-- START OF Data for this task --

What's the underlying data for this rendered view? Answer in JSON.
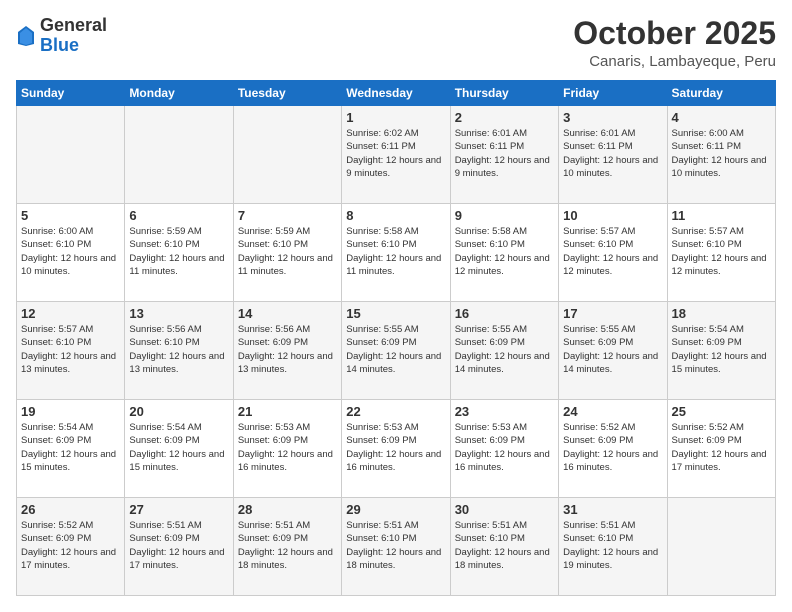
{
  "header": {
    "logo_general": "General",
    "logo_blue": "Blue",
    "month_title": "October 2025",
    "location": "Canaris, Lambayeque, Peru"
  },
  "weekdays": [
    "Sunday",
    "Monday",
    "Tuesday",
    "Wednesday",
    "Thursday",
    "Friday",
    "Saturday"
  ],
  "weeks": [
    [
      {
        "day": "",
        "info": ""
      },
      {
        "day": "",
        "info": ""
      },
      {
        "day": "",
        "info": ""
      },
      {
        "day": "1",
        "info": "Sunrise: 6:02 AM\nSunset: 6:11 PM\nDaylight: 12 hours\nand 9 minutes."
      },
      {
        "day": "2",
        "info": "Sunrise: 6:01 AM\nSunset: 6:11 PM\nDaylight: 12 hours\nand 9 minutes."
      },
      {
        "day": "3",
        "info": "Sunrise: 6:01 AM\nSunset: 6:11 PM\nDaylight: 12 hours\nand 10 minutes."
      },
      {
        "day": "4",
        "info": "Sunrise: 6:00 AM\nSunset: 6:11 PM\nDaylight: 12 hours\nand 10 minutes."
      }
    ],
    [
      {
        "day": "5",
        "info": "Sunrise: 6:00 AM\nSunset: 6:10 PM\nDaylight: 12 hours\nand 10 minutes."
      },
      {
        "day": "6",
        "info": "Sunrise: 5:59 AM\nSunset: 6:10 PM\nDaylight: 12 hours\nand 11 minutes."
      },
      {
        "day": "7",
        "info": "Sunrise: 5:59 AM\nSunset: 6:10 PM\nDaylight: 12 hours\nand 11 minutes."
      },
      {
        "day": "8",
        "info": "Sunrise: 5:58 AM\nSunset: 6:10 PM\nDaylight: 12 hours\nand 11 minutes."
      },
      {
        "day": "9",
        "info": "Sunrise: 5:58 AM\nSunset: 6:10 PM\nDaylight: 12 hours\nand 12 minutes."
      },
      {
        "day": "10",
        "info": "Sunrise: 5:57 AM\nSunset: 6:10 PM\nDaylight: 12 hours\nand 12 minutes."
      },
      {
        "day": "11",
        "info": "Sunrise: 5:57 AM\nSunset: 6:10 PM\nDaylight: 12 hours\nand 12 minutes."
      }
    ],
    [
      {
        "day": "12",
        "info": "Sunrise: 5:57 AM\nSunset: 6:10 PM\nDaylight: 12 hours\nand 13 minutes."
      },
      {
        "day": "13",
        "info": "Sunrise: 5:56 AM\nSunset: 6:10 PM\nDaylight: 12 hours\nand 13 minutes."
      },
      {
        "day": "14",
        "info": "Sunrise: 5:56 AM\nSunset: 6:09 PM\nDaylight: 12 hours\nand 13 minutes."
      },
      {
        "day": "15",
        "info": "Sunrise: 5:55 AM\nSunset: 6:09 PM\nDaylight: 12 hours\nand 14 minutes."
      },
      {
        "day": "16",
        "info": "Sunrise: 5:55 AM\nSunset: 6:09 PM\nDaylight: 12 hours\nand 14 minutes."
      },
      {
        "day": "17",
        "info": "Sunrise: 5:55 AM\nSunset: 6:09 PM\nDaylight: 12 hours\nand 14 minutes."
      },
      {
        "day": "18",
        "info": "Sunrise: 5:54 AM\nSunset: 6:09 PM\nDaylight: 12 hours\nand 15 minutes."
      }
    ],
    [
      {
        "day": "19",
        "info": "Sunrise: 5:54 AM\nSunset: 6:09 PM\nDaylight: 12 hours\nand 15 minutes."
      },
      {
        "day": "20",
        "info": "Sunrise: 5:54 AM\nSunset: 6:09 PM\nDaylight: 12 hours\nand 15 minutes."
      },
      {
        "day": "21",
        "info": "Sunrise: 5:53 AM\nSunset: 6:09 PM\nDaylight: 12 hours\nand 16 minutes."
      },
      {
        "day": "22",
        "info": "Sunrise: 5:53 AM\nSunset: 6:09 PM\nDaylight: 12 hours\nand 16 minutes."
      },
      {
        "day": "23",
        "info": "Sunrise: 5:53 AM\nSunset: 6:09 PM\nDaylight: 12 hours\nand 16 minutes."
      },
      {
        "day": "24",
        "info": "Sunrise: 5:52 AM\nSunset: 6:09 PM\nDaylight: 12 hours\nand 16 minutes."
      },
      {
        "day": "25",
        "info": "Sunrise: 5:52 AM\nSunset: 6:09 PM\nDaylight: 12 hours\nand 17 minutes."
      }
    ],
    [
      {
        "day": "26",
        "info": "Sunrise: 5:52 AM\nSunset: 6:09 PM\nDaylight: 12 hours\nand 17 minutes."
      },
      {
        "day": "27",
        "info": "Sunrise: 5:51 AM\nSunset: 6:09 PM\nDaylight: 12 hours\nand 17 minutes."
      },
      {
        "day": "28",
        "info": "Sunrise: 5:51 AM\nSunset: 6:09 PM\nDaylight: 12 hours\nand 18 minutes."
      },
      {
        "day": "29",
        "info": "Sunrise: 5:51 AM\nSunset: 6:10 PM\nDaylight: 12 hours\nand 18 minutes."
      },
      {
        "day": "30",
        "info": "Sunrise: 5:51 AM\nSunset: 6:10 PM\nDaylight: 12 hours\nand 18 minutes."
      },
      {
        "day": "31",
        "info": "Sunrise: 5:51 AM\nSunset: 6:10 PM\nDaylight: 12 hours\nand 19 minutes."
      },
      {
        "day": "",
        "info": ""
      }
    ]
  ]
}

-- END OF Data for this task --

» Short problem: Make an exact copy of all the material, but keep the pictures out of it.

» Written answer:
What's the underlying data for this rendered view? Answer in JSON.
{
  "header": {
    "logo_general": "General",
    "logo_blue": "Blue",
    "month_title": "October 2025",
    "location": "Canaris, Lambayeque, Peru"
  },
  "weekdays": [
    "Sunday",
    "Monday",
    "Tuesday",
    "Wednesday",
    "Thursday",
    "Friday",
    "Saturday"
  ],
  "weeks": [
    [
      {
        "day": "",
        "info": ""
      },
      {
        "day": "",
        "info": ""
      },
      {
        "day": "",
        "info": ""
      },
      {
        "day": "1",
        "info": "Sunrise: 6:02 AM\nSunset: 6:11 PM\nDaylight: 12 hours\nand 9 minutes."
      },
      {
        "day": "2",
        "info": "Sunrise: 6:01 AM\nSunset: 6:11 PM\nDaylight: 12 hours\nand 9 minutes."
      },
      {
        "day": "3",
        "info": "Sunrise: 6:01 AM\nSunset: 6:11 PM\nDaylight: 12 hours\nand 10 minutes."
      },
      {
        "day": "4",
        "info": "Sunrise: 6:00 AM\nSunset: 6:11 PM\nDaylight: 12 hours\nand 10 minutes."
      }
    ],
    [
      {
        "day": "5",
        "info": "Sunrise: 6:00 AM\nSunset: 6:10 PM\nDaylight: 12 hours\nand 10 minutes."
      },
      {
        "day": "6",
        "info": "Sunrise: 5:59 AM\nSunset: 6:10 PM\nDaylight: 12 hours\nand 11 minutes."
      },
      {
        "day": "7",
        "info": "Sunrise: 5:59 AM\nSunset: 6:10 PM\nDaylight: 12 hours\nand 11 minutes."
      },
      {
        "day": "8",
        "info": "Sunrise: 5:58 AM\nSunset: 6:10 PM\nDaylight: 12 hours\nand 11 minutes."
      },
      {
        "day": "9",
        "info": "Sunrise: 5:58 AM\nSunset: 6:10 PM\nDaylight: 12 hours\nand 12 minutes."
      },
      {
        "day": "10",
        "info": "Sunrise: 5:57 AM\nSunset: 6:10 PM\nDaylight: 12 hours\nand 12 minutes."
      },
      {
        "day": "11",
        "info": "Sunrise: 5:57 AM\nSunset: 6:10 PM\nDaylight: 12 hours\nand 12 minutes."
      }
    ],
    [
      {
        "day": "12",
        "info": "Sunrise: 5:57 AM\nSunset: 6:10 PM\nDaylight: 12 hours\nand 13 minutes."
      },
      {
        "day": "13",
        "info": "Sunrise: 5:56 AM\nSunset: 6:10 PM\nDaylight: 12 hours\nand 13 minutes."
      },
      {
        "day": "14",
        "info": "Sunrise: 5:56 AM\nSunset: 6:09 PM\nDaylight: 12 hours\nand 13 minutes."
      },
      {
        "day": "15",
        "info": "Sunrise: 5:55 AM\nSunset: 6:09 PM\nDaylight: 12 hours\nand 14 minutes."
      },
      {
        "day": "16",
        "info": "Sunrise: 5:55 AM\nSunset: 6:09 PM\nDaylight: 12 hours\nand 14 minutes."
      },
      {
        "day": "17",
        "info": "Sunrise: 5:55 AM\nSunset: 6:09 PM\nDaylight: 12 hours\nand 14 minutes."
      },
      {
        "day": "18",
        "info": "Sunrise: 5:54 AM\nSunset: 6:09 PM\nDaylight: 12 hours\nand 15 minutes."
      }
    ],
    [
      {
        "day": "19",
        "info": "Sunrise: 5:54 AM\nSunset: 6:09 PM\nDaylight: 12 hours\nand 15 minutes."
      },
      {
        "day": "20",
        "info": "Sunrise: 5:54 AM\nSunset: 6:09 PM\nDaylight: 12 hours\nand 15 minutes."
      },
      {
        "day": "21",
        "info": "Sunrise: 5:53 AM\nSunset: 6:09 PM\nDaylight: 12 hours\nand 16 minutes."
      },
      {
        "day": "22",
        "info": "Sunrise: 5:53 AM\nSunset: 6:09 PM\nDaylight: 12 hours\nand 16 minutes."
      },
      {
        "day": "23",
        "info": "Sunrise: 5:53 AM\nSunset: 6:09 PM\nDaylight: 12 hours\nand 16 minutes."
      },
      {
        "day": "24",
        "info": "Sunrise: 5:52 AM\nSunset: 6:09 PM\nDaylight: 12 hours\nand 16 minutes."
      },
      {
        "day": "25",
        "info": "Sunrise: 5:52 AM\nSunset: 6:09 PM\nDaylight: 12 hours\nand 17 minutes."
      }
    ],
    [
      {
        "day": "26",
        "info": "Sunrise: 5:52 AM\nSunset: 6:09 PM\nDaylight: 12 hours\nand 17 minutes."
      },
      {
        "day": "27",
        "info": "Sunrise: 5:51 AM\nSunset: 6:09 PM\nDaylight: 12 hours\nand 17 minutes."
      },
      {
        "day": "28",
        "info": "Sunrise: 5:51 AM\nSunset: 6:09 PM\nDaylight: 12 hours\nand 18 minutes."
      },
      {
        "day": "29",
        "info": "Sunrise: 5:51 AM\nSunset: 6:10 PM\nDaylight: 12 hours\nand 18 minutes."
      },
      {
        "day": "30",
        "info": "Sunrise: 5:51 AM\nSunset: 6:10 PM\nDaylight: 12 hours\nand 18 minutes."
      },
      {
        "day": "31",
        "info": "Sunrise: 5:51 AM\nSunset: 6:10 PM\nDaylight: 12 hours\nand 19 minutes."
      },
      {
        "day": "",
        "info": ""
      }
    ]
  ]
}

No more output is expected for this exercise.